To be done: Output the full listing below exactly, without the pictures.

Stored records:
== == ==

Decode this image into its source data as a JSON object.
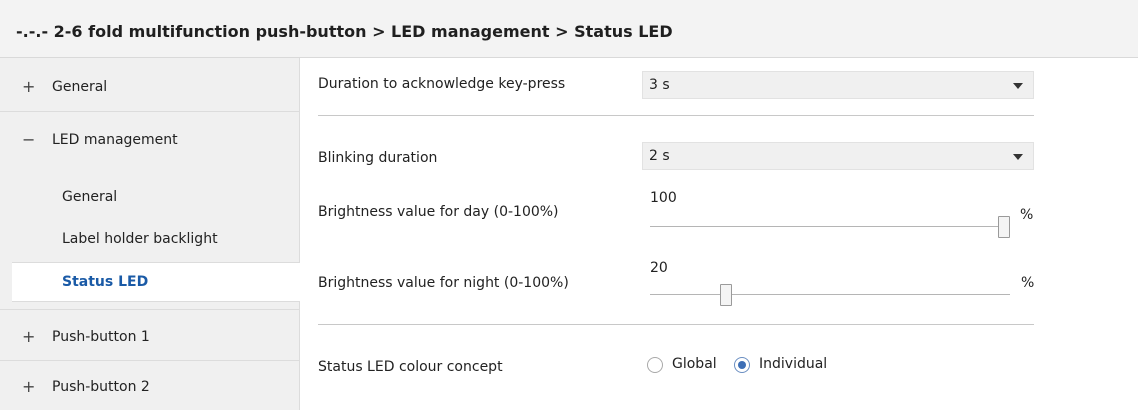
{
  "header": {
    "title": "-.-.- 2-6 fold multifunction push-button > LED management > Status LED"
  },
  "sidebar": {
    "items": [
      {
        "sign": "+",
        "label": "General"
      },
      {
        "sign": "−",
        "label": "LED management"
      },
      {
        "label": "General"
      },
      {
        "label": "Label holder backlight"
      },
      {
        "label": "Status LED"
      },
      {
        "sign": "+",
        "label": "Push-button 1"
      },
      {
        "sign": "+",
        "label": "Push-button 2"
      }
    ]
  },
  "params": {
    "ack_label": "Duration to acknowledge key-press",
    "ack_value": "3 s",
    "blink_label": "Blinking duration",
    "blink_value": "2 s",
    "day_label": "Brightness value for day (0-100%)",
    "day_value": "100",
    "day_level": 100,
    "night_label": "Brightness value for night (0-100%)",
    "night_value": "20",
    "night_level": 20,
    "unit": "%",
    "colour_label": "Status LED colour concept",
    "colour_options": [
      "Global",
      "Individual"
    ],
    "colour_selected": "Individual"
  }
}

== == ==

Complete output:
Decode this image into its source data as a JSON object.
{
  "header": {
    "title": "-.-.- 2-6 fold multifunction push-button > LED management > Status LED"
  },
  "sidebar": {
    "items": [
      {
        "sign": "+",
        "label": "General"
      },
      {
        "sign": "−",
        "label": "LED management"
      },
      {
        "label": "General"
      },
      {
        "label": "Label holder backlight"
      },
      {
        "label": "Status LED"
      },
      {
        "sign": "+",
        "label": "Push-button 1"
      },
      {
        "sign": "+",
        "label": "Push-button 2"
      }
    ]
  },
  "params": {
    "ack_label": "Duration to acknowledge key-press",
    "ack_value": "3 s",
    "blink_label": "Blinking duration",
    "blink_value": "2 s",
    "day_label": "Brightness value for day (0-100%)",
    "day_value": "100",
    "day_level": 100,
    "night_label": "Brightness value for night (0-100%)",
    "night_value": "20",
    "night_level": 20,
    "unit": "%",
    "colour_label": "Status LED colour concept",
    "colour_options": [
      "Global",
      "Individual"
    ],
    "colour_selected": "Individual"
  }
}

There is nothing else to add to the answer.